> [Exercise]: From the listing below, select every line where the word "name" appears.

> [Data entries for graphics]:
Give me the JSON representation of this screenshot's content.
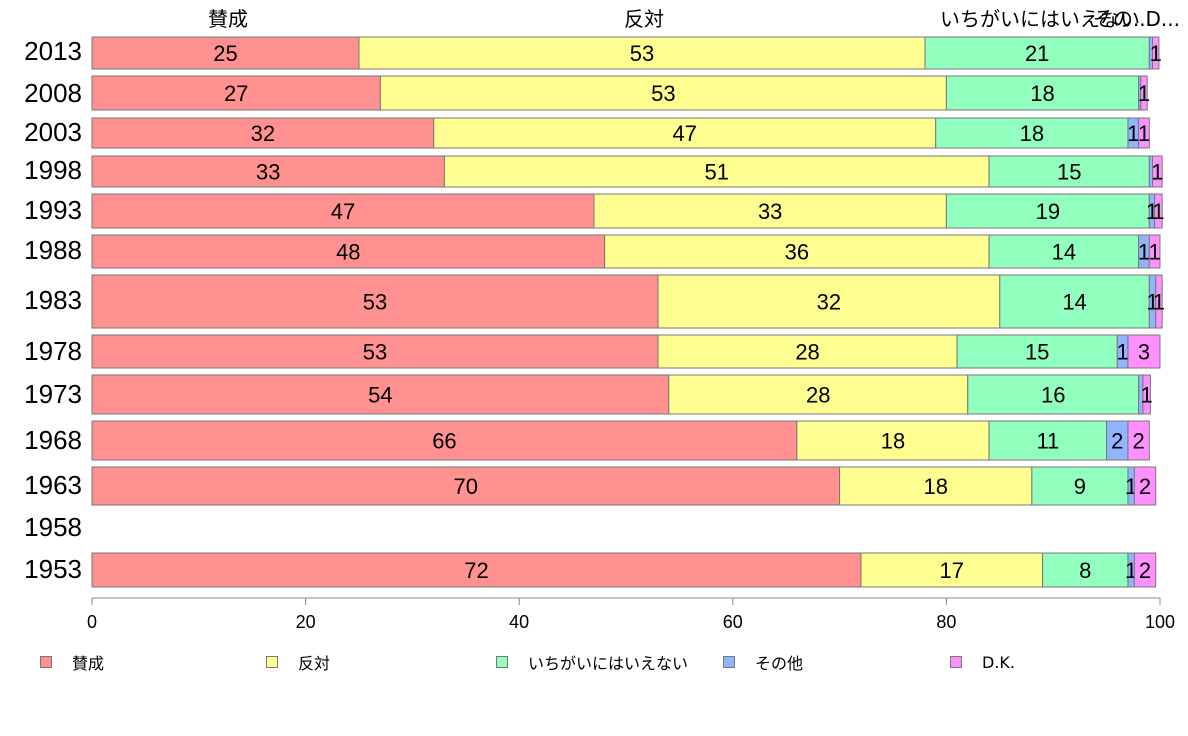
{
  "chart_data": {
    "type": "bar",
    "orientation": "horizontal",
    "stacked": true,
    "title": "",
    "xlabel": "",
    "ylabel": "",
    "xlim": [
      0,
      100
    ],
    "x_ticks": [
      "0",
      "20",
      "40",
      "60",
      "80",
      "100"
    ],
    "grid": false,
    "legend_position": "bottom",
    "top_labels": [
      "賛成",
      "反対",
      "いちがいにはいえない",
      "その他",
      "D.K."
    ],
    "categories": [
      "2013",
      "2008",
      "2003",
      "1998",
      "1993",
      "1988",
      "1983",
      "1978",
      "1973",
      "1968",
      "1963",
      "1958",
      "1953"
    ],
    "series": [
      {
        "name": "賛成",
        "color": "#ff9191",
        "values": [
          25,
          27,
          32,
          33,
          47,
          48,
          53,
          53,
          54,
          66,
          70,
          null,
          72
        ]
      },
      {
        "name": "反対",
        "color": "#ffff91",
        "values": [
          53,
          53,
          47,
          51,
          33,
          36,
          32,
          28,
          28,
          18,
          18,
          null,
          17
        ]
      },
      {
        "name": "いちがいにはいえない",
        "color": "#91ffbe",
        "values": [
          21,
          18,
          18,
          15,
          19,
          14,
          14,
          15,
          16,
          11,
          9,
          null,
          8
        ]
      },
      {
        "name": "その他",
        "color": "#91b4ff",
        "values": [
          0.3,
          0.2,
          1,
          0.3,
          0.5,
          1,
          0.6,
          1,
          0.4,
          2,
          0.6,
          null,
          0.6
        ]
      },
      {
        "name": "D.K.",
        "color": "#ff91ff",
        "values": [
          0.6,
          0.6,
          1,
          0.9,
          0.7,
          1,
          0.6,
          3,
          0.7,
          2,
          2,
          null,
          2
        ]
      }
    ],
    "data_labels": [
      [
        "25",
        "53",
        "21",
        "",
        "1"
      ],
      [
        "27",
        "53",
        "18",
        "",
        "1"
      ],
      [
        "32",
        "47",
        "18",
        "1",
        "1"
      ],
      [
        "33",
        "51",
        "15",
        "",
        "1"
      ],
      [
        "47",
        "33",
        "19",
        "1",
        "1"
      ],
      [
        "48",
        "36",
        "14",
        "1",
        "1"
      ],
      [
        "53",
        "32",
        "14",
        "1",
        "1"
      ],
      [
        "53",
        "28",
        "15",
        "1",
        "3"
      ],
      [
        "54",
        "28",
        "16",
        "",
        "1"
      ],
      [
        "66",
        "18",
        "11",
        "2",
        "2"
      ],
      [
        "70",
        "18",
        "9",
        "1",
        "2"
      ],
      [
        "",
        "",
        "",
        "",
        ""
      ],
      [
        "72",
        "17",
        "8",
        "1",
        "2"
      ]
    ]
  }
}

> [Response to the exercise]:
        "name": "賛成",
        "name": "反対",
        "name": "いちがいにはいえない",
        "name": "その他",
        "name": "D.K.",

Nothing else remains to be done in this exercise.